# [Supplied material]
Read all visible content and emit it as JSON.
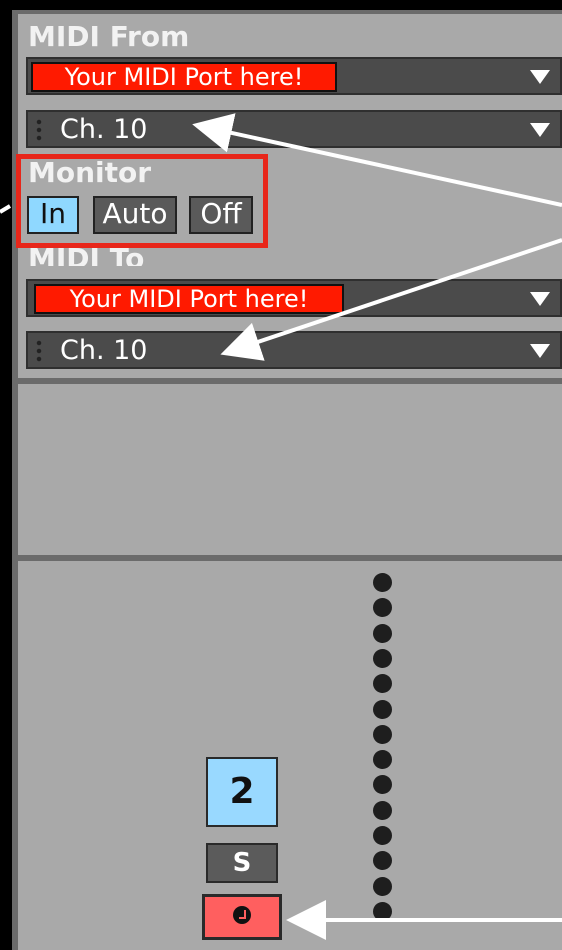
{
  "midi_from": {
    "label": "MIDI From",
    "port": "Your MIDI Port here!",
    "channel": "Ch. 10"
  },
  "monitor": {
    "label": "Monitor",
    "options": [
      "In",
      "Auto",
      "Off"
    ],
    "selected": "In"
  },
  "midi_to": {
    "label": "MIDI To",
    "port": "Your MIDI Port here!",
    "channel": "Ch. 10"
  },
  "track": {
    "number": "2",
    "solo_label": "S"
  },
  "colors": {
    "port_highlight": "#ff1a00",
    "monitor_active": "#8fd8ff",
    "callout_box": "#e8261a",
    "arm_button": "#ff5f5f",
    "panel_bg": "#a9a9a9"
  },
  "icons": {
    "dropdown": "triangle-down-icon",
    "arm": "record-arm-icon",
    "grip": "drag-handle-icon"
  }
}
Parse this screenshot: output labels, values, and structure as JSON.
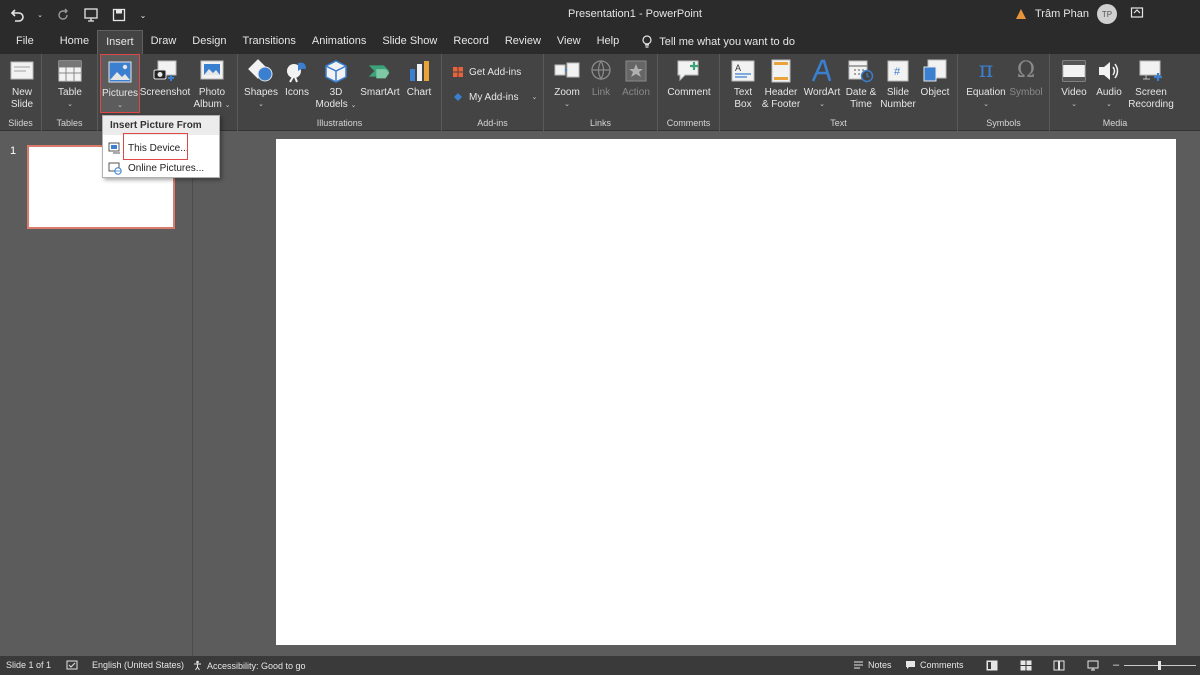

# [Stated problem]
All the lines above are to be given again exactly as they read, with the pictures removed.

# [In response]
Read all visible content and emit it as JSON.
{
  "midi_from": {
    "label": "MIDI From",
    "port": "Your MIDI Port here!",
    "channel": "Ch. 10"
  },
  "monitor": {
    "label": "Monitor",
    "options": [
      "In",
      "Auto",
      "Off"
    ],
    "selected": "In"
  },
  "midi_to": {
    "label": "MIDI To",
    "port": "Your MIDI Port here!",
    "channel": "Ch. 10"
  },
  "track": {
    "number": "2",
    "solo_label": "S"
  },
  "colors": {
    "port_highlight": "#ff1a00",
    "monitor_active": "#8fd8ff",
    "callout_box": "#e8261a",
    "arm_button": "#ff5f5f",
    "panel_bg": "#a9a9a9"
  },
  "icons": {
    "dropdown": "triangle-down-icon",
    "arm": "record-arm-icon",
    "grip": "drag-handle-icon"
  }
}
Parse this screenshot: output labels, values, and structure as JSON.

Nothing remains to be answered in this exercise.